▶ Objective
Go through the lines below. Copy those with "pada".

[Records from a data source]
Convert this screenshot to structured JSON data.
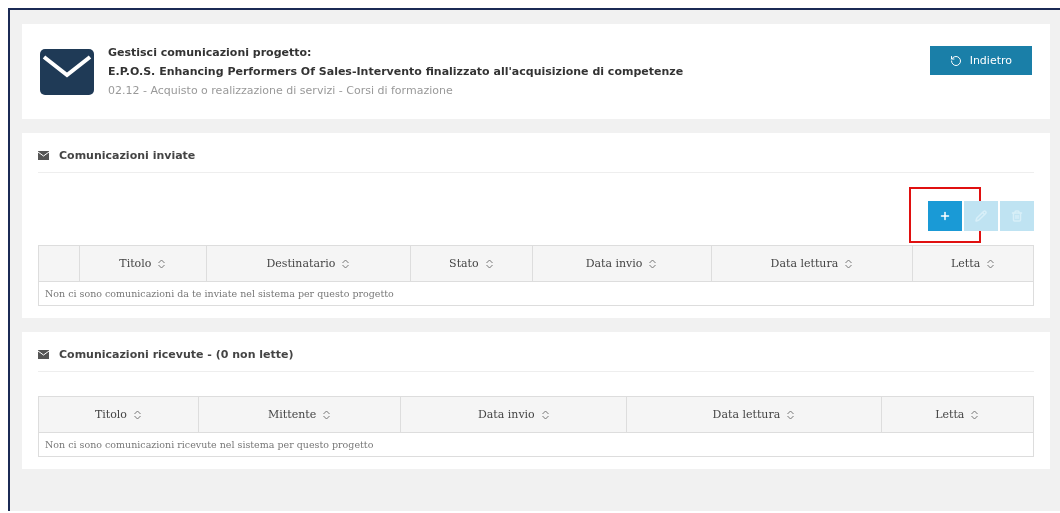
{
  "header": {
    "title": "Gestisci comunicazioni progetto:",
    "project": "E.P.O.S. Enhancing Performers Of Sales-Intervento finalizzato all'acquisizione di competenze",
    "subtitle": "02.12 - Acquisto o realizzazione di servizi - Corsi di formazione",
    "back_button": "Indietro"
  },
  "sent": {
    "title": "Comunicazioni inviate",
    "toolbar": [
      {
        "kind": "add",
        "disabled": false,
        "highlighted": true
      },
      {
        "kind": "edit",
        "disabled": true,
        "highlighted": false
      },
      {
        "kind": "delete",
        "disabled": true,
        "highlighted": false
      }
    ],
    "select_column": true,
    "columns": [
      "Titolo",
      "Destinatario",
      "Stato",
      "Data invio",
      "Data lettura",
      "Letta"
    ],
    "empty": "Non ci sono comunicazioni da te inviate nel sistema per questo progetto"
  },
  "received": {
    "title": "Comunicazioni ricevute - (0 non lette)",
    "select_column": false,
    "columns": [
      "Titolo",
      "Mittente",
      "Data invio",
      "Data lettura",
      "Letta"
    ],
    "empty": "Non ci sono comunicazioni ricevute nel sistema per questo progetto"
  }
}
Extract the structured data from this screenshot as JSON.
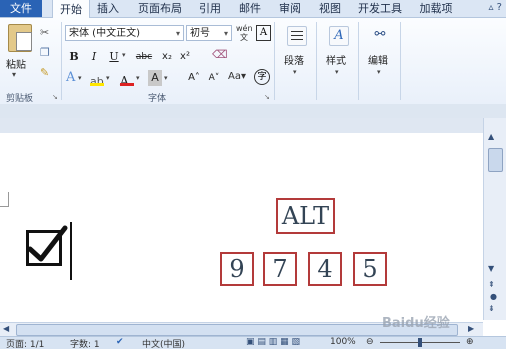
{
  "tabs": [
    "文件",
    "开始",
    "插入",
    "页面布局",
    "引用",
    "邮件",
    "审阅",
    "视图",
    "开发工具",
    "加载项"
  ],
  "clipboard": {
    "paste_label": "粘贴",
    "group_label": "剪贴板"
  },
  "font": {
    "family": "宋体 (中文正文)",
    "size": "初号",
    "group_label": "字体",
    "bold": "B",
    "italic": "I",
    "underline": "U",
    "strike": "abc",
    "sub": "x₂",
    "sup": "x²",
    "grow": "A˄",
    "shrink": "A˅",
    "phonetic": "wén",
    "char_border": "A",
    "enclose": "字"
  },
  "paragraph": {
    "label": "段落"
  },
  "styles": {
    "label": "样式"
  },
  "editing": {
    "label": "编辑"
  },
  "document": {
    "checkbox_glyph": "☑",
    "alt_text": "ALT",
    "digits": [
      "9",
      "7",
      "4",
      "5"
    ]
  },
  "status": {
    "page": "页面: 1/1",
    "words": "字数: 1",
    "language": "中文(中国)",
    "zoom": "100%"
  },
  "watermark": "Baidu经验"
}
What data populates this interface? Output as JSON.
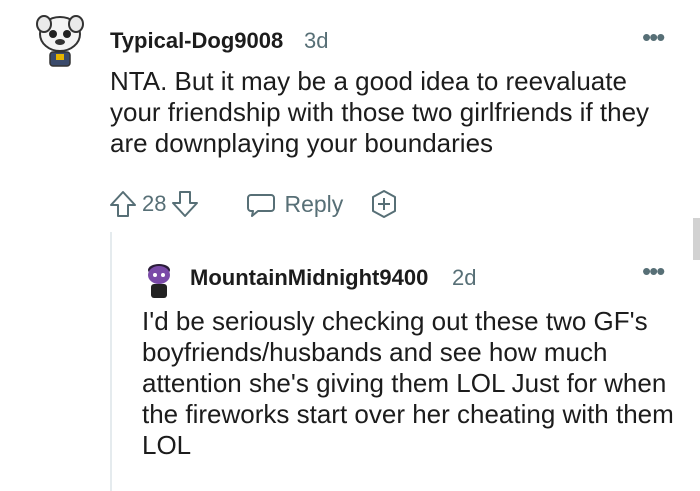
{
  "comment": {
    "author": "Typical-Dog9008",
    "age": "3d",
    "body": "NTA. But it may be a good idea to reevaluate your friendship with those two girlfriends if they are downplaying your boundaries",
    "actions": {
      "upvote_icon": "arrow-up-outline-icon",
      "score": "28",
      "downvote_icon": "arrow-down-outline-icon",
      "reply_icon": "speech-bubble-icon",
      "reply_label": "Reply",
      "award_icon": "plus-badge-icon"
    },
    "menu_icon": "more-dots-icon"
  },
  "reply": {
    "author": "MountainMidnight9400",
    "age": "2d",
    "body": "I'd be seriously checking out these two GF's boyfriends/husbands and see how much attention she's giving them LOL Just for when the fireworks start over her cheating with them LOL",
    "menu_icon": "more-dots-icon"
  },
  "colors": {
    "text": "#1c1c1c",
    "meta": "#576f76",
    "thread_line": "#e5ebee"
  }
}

--

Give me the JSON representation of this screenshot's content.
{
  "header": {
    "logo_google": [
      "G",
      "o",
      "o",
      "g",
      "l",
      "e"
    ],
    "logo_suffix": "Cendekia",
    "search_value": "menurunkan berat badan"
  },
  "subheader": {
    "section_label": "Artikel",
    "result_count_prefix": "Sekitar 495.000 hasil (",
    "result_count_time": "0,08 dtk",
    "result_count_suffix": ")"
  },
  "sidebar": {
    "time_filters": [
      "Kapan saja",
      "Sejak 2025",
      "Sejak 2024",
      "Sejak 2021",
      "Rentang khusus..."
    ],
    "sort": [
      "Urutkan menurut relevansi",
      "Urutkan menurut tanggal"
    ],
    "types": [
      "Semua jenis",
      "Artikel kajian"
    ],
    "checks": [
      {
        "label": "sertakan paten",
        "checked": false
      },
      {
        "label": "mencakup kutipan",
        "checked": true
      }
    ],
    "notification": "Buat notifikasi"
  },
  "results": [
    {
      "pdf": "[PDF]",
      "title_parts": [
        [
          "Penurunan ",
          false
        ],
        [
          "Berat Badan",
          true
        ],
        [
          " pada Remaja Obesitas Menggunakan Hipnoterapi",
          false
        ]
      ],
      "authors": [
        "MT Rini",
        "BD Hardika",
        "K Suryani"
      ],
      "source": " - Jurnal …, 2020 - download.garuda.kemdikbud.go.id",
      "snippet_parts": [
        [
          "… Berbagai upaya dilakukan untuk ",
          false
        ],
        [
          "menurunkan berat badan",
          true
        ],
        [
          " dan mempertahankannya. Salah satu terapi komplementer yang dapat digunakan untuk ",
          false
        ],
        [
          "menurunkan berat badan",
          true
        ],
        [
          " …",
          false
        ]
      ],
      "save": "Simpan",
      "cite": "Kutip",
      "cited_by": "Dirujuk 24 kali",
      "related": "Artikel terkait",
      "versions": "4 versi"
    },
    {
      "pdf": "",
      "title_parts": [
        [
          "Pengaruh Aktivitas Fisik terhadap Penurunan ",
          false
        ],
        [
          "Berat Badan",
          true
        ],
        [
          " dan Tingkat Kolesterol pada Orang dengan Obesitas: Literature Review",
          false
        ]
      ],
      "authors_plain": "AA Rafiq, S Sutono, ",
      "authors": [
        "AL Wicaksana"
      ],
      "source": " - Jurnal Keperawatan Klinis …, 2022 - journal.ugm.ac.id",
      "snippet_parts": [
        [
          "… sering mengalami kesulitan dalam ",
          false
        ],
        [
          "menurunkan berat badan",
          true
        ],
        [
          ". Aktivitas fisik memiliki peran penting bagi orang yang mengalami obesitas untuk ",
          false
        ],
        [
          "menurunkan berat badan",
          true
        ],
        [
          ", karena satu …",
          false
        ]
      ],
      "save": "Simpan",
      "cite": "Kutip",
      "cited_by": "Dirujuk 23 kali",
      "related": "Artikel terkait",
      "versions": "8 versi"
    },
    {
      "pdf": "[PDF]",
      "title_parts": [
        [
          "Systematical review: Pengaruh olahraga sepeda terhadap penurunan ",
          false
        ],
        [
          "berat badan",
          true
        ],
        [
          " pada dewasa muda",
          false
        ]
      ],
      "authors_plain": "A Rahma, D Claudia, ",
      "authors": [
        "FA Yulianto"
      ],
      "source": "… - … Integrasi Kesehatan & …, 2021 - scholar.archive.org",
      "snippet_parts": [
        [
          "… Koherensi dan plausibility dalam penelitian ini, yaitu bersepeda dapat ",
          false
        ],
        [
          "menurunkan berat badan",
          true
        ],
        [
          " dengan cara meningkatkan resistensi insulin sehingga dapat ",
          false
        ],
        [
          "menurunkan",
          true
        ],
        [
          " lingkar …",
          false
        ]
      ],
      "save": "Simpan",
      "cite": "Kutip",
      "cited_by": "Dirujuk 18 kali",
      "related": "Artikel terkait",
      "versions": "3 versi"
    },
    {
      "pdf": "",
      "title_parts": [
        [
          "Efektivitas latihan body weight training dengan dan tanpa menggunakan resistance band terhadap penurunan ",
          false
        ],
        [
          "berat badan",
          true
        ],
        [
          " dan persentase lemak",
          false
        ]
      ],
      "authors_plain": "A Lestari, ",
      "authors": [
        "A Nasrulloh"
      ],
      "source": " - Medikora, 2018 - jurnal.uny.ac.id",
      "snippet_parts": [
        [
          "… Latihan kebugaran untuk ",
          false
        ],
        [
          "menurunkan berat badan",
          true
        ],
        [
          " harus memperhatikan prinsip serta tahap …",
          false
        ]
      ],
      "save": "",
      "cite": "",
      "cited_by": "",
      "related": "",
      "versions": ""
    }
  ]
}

==

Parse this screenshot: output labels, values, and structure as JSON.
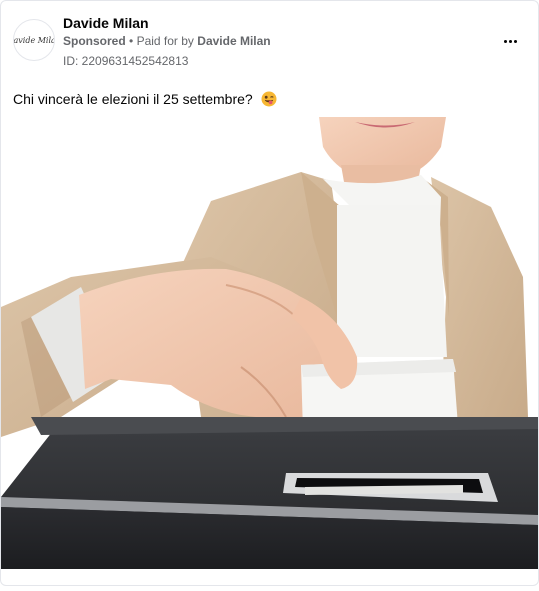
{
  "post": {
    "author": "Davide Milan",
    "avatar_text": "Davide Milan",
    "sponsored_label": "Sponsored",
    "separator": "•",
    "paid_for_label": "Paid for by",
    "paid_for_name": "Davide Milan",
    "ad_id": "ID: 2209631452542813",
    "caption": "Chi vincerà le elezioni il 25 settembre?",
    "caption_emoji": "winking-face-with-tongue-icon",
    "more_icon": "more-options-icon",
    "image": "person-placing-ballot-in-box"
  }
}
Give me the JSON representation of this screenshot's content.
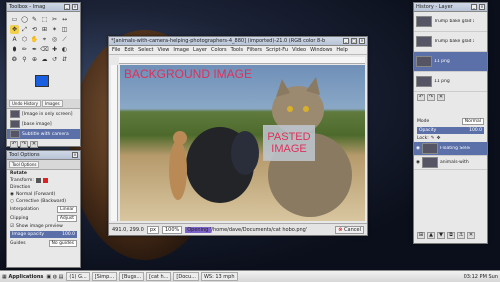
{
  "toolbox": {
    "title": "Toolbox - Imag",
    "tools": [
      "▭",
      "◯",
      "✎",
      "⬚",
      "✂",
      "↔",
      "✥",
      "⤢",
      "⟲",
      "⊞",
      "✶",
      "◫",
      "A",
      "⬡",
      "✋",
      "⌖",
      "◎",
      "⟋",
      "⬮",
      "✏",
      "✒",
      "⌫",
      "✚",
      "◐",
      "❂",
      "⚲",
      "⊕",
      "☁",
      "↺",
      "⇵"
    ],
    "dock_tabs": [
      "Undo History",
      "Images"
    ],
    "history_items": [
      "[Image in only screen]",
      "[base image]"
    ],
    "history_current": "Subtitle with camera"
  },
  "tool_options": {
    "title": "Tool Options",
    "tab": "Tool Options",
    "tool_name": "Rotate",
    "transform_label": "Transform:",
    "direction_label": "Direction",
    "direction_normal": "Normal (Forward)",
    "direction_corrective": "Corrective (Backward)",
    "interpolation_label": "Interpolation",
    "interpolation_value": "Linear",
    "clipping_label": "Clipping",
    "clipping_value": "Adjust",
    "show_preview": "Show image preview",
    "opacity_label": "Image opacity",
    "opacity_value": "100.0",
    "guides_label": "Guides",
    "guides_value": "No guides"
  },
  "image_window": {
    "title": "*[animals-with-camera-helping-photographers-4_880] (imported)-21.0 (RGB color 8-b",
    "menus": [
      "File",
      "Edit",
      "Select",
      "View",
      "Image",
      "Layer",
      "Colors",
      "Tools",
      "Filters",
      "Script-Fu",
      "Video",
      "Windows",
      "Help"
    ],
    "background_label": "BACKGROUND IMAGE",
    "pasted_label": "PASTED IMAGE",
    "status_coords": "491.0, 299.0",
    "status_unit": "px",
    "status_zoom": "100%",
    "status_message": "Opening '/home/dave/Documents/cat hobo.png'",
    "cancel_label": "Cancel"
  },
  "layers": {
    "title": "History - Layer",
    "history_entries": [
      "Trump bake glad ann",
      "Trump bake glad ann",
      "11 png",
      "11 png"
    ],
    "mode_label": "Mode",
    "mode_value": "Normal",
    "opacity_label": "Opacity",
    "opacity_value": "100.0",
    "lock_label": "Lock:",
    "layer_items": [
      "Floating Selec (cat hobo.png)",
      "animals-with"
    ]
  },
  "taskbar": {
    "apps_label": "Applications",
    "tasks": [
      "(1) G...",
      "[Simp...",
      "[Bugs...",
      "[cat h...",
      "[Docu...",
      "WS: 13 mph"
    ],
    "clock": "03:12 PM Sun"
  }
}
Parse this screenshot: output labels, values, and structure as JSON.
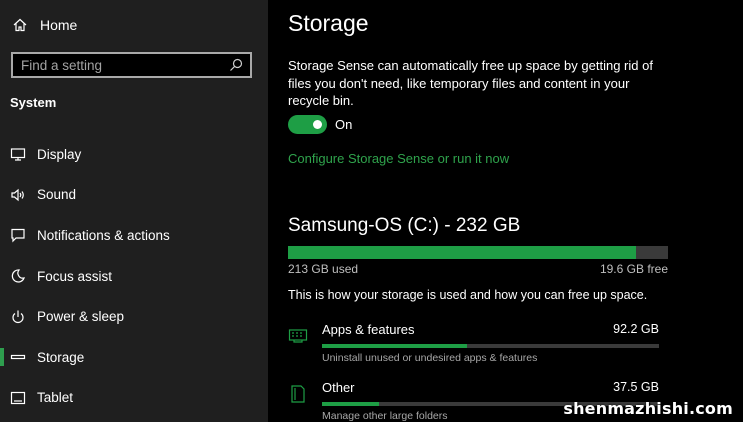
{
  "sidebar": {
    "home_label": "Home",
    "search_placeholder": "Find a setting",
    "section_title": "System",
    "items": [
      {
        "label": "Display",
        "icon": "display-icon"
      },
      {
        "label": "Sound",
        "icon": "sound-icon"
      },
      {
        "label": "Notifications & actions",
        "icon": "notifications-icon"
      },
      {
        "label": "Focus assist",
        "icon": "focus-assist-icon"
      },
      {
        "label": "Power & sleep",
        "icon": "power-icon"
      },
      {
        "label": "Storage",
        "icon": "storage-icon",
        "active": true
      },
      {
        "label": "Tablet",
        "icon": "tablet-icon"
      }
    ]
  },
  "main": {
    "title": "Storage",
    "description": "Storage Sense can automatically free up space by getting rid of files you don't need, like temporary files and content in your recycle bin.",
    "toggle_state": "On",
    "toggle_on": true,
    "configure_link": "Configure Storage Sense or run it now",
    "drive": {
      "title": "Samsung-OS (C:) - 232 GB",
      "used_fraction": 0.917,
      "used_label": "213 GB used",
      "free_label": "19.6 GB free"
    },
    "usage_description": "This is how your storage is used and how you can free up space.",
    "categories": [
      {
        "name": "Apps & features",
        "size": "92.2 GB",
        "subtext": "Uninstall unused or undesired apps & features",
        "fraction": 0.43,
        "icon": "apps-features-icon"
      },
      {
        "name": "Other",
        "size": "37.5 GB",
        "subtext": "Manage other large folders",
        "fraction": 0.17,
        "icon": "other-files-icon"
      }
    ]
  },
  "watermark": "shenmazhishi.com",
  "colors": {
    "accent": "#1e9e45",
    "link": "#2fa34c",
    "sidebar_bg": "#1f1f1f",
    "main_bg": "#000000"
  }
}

▶ Solved exercise
          " pada Remaja Obesitas Menggunakan Hipnoterapi",
          " dan Tingkat Kolesterol pada Orang dengan Obesitas: Literature Review",
          " pada dewasa muda",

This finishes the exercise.